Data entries
○ ○ ○ ○ ○ ○ ○

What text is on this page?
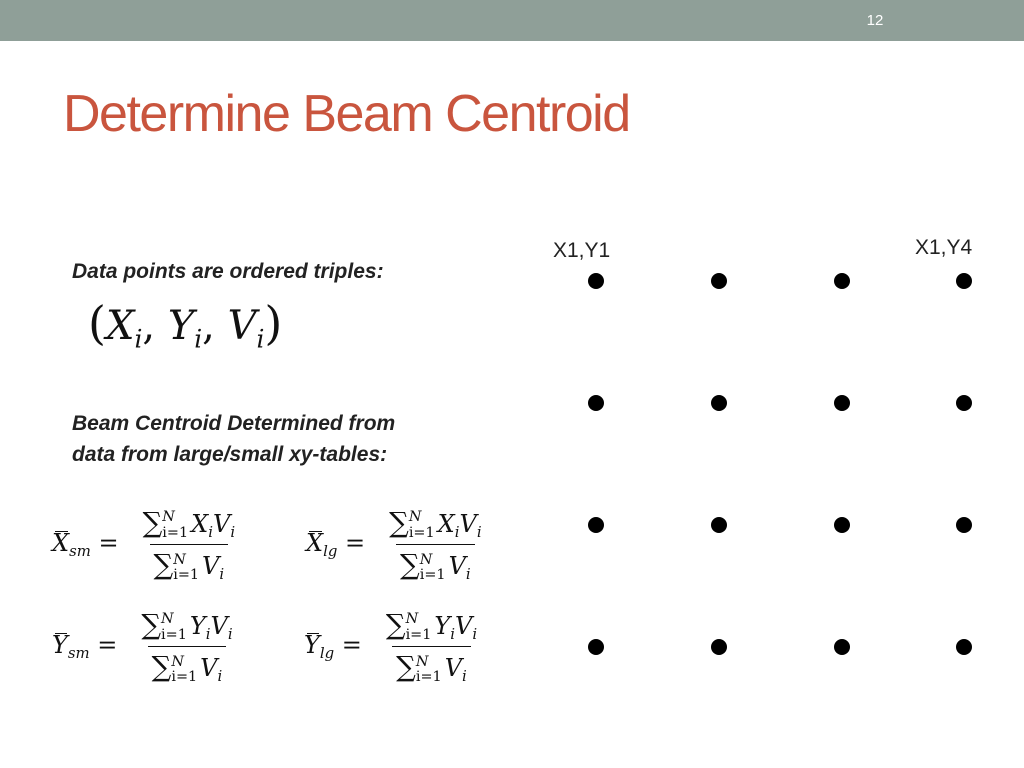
12
Determine Beam Centroid

Data points are ordered triples:

($X_i$, $Y_i$, $V_i$)

Beam Centroid Determined from
data from large/small xy-tables:

$X_{sm}$ = ∑ N
i=1 $X_iV_i$
∑ N
i=1 $V_i$	$X_{lg}$ = ∑ N
i=1 $X_iV_i$
∑ N
i=1 $V_i$
$Y_{sm}$ = ∑ N
i=1 $Y_iV_i$
∑ N
i=1 $V_i$	$Y_{lg}$ = ∑ N
i=1 $Y_iV_i$
∑ N
i=1 $V_i$
X1,Y1	X1,Y4
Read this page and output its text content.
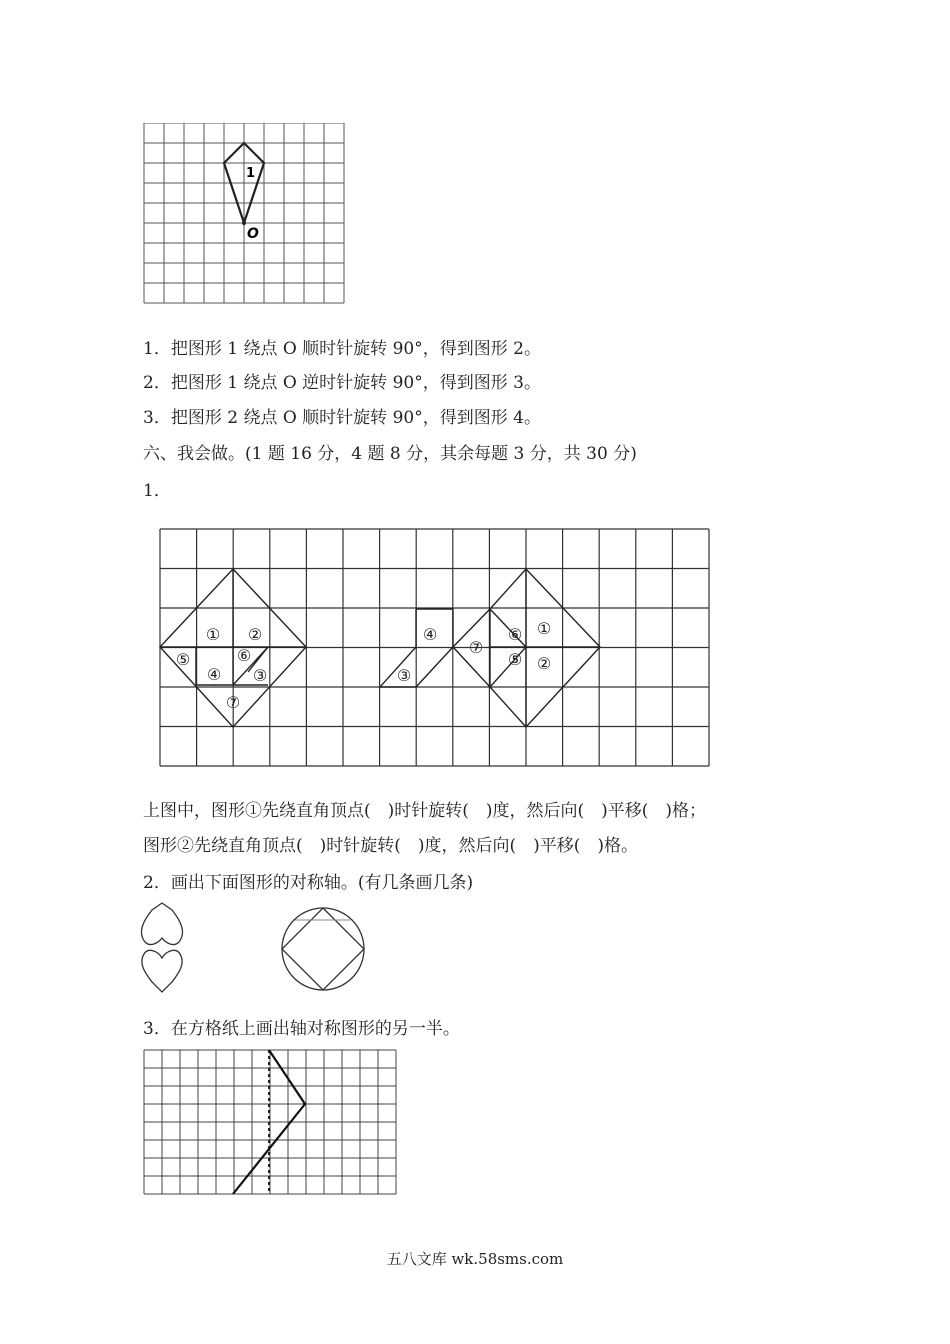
1
O
1．把图形 1 绕点 O 顺时针旋转 90°，得到图形 2。
2．把图形 1 绕点 O 逆时针旋转 90°，得到图形 3。
3．把图形 2 绕点 O 顺时针旋转 90°，得到图形 4。
六、我会做。(1 题 16 分，4 题 8 分，其余每题 3 分，共 30 分)
1．
① ②
⑤	⑥
④ ③
⑦
④
③
⑦
⑥
⑤
①
②
上图中，图形①先绕直角顶点(　)时针旋转(　)度，然后向(　)平移(　)格；
图形②先绕直角顶点(　)时针旋转(　)度，然后向(　)平移(　)格。
2．画出下面图形的对称轴。(有几条画几条)
3．在方格纸上画出轴对称图形的另一半。
五八文库 wk.58sms.com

○ ○ ○ ○ ○ ○ ○

**What is expected:**
Quote verbatim the final run of lines in the material above, from the line that contains "Read this page and output its text content." through the very last line, excluding any pictures.

**Complete answer:**
Read this page and output its text content.
1
O
1．把图形 1 绕点 O 顺时针旋转 90°，得到图形 2。
2．把图形 1 绕点 O 逆时针旋转 90°，得到图形 3。
3．把图形 2 绕点 O 顺时针旋转 90°，得到图形 4。
六、我会做。(1 题 16 分，4 题 8 分，其余每题 3 分，共 30 分)
1．
① ②
⑤	⑥
④ ③
⑦
④
③
⑦
⑥
⑤
①
②
上图中，图形①先绕直角顶点(　)时针旋转(　)度，然后向(　)平移(　)格；
图形②先绕直角顶点(　)时针旋转(　)度，然后向(　)平移(　)格。
2．画出下面图形的对称轴。(有几条画几条)
3．在方格纸上画出轴对称图形的另一半。
五八文库 wk.58sms.com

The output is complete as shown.